**WORK REQUIRED:**
Go through the entries and transcribe each one exactly, dropping the pictures.

[begin DATA FOR PROCESSING]

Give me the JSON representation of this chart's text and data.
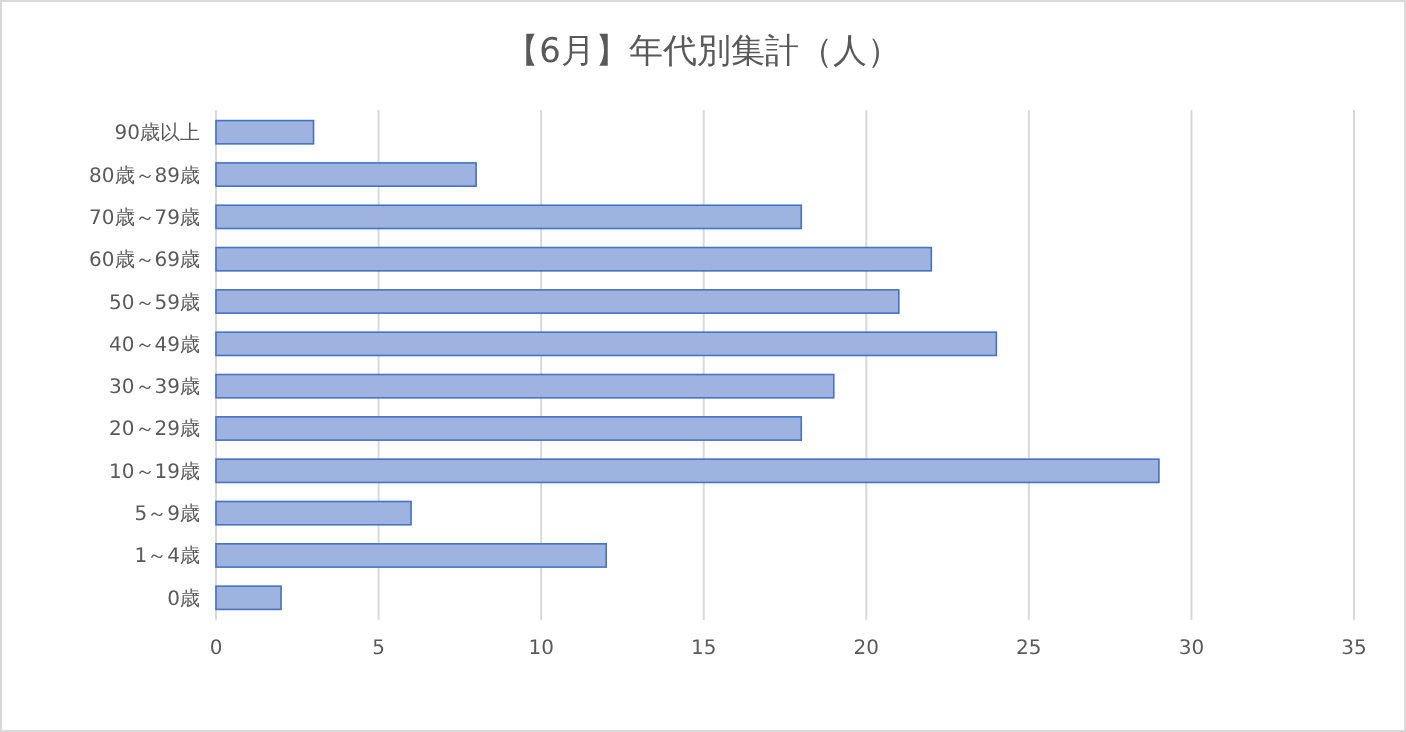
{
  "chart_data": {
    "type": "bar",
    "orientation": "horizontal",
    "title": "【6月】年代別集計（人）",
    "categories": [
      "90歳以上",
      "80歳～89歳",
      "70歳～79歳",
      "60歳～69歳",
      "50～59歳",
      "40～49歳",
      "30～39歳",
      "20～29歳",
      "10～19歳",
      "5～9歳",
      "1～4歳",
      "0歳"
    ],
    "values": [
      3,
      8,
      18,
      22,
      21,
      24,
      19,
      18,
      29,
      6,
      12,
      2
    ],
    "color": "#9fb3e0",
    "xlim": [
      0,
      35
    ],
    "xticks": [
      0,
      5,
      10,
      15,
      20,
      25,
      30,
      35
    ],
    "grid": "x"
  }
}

[end DATA FOR PROCESSING]

**EXERCISE ANSWER:**
Give me the JSON representation of this chart's text and data.
{
  "chart_data": {
    "type": "bar",
    "orientation": "horizontal",
    "title": "【6月】年代別集計（人）",
    "categories": [
      "90歳以上",
      "80歳～89歳",
      "70歳～79歳",
      "60歳～69歳",
      "50～59歳",
      "40～49歳",
      "30～39歳",
      "20～29歳",
      "10～19歳",
      "5～9歳",
      "1～4歳",
      "0歳"
    ],
    "values": [
      3,
      8,
      18,
      22,
      21,
      24,
      19,
      18,
      29,
      6,
      12,
      2
    ],
    "color": "#9fb3e0",
    "xlim": [
      0,
      35
    ],
    "xticks": [
      0,
      5,
      10,
      15,
      20,
      25,
      30,
      35
    ],
    "grid": "x"
  }
}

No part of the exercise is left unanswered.